* What this task involves *
Your task is to work out how many lines in the data that follows hold "Giới" and to state that number alone.
((
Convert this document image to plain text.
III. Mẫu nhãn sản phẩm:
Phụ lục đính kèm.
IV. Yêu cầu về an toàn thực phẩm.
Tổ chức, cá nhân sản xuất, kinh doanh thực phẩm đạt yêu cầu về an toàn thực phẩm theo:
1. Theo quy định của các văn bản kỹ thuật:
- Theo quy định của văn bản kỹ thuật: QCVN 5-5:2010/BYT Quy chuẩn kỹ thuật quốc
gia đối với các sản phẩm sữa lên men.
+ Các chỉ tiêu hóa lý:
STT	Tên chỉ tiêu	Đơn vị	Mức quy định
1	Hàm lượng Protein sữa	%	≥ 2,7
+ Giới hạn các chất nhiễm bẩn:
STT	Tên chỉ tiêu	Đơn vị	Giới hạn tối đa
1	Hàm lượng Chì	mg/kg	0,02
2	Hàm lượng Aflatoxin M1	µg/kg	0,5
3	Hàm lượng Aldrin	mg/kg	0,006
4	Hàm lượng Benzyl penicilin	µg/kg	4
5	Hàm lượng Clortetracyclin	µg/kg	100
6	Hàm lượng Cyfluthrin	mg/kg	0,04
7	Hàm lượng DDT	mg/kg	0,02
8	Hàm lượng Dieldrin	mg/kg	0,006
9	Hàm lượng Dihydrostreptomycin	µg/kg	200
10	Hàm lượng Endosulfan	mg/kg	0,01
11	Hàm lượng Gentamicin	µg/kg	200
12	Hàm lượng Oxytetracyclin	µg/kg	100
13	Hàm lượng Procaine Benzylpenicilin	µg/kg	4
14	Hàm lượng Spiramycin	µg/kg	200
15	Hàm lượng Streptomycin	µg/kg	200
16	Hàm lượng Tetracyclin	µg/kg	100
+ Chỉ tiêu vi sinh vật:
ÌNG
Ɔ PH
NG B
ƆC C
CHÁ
))
* Result of this exercise *
2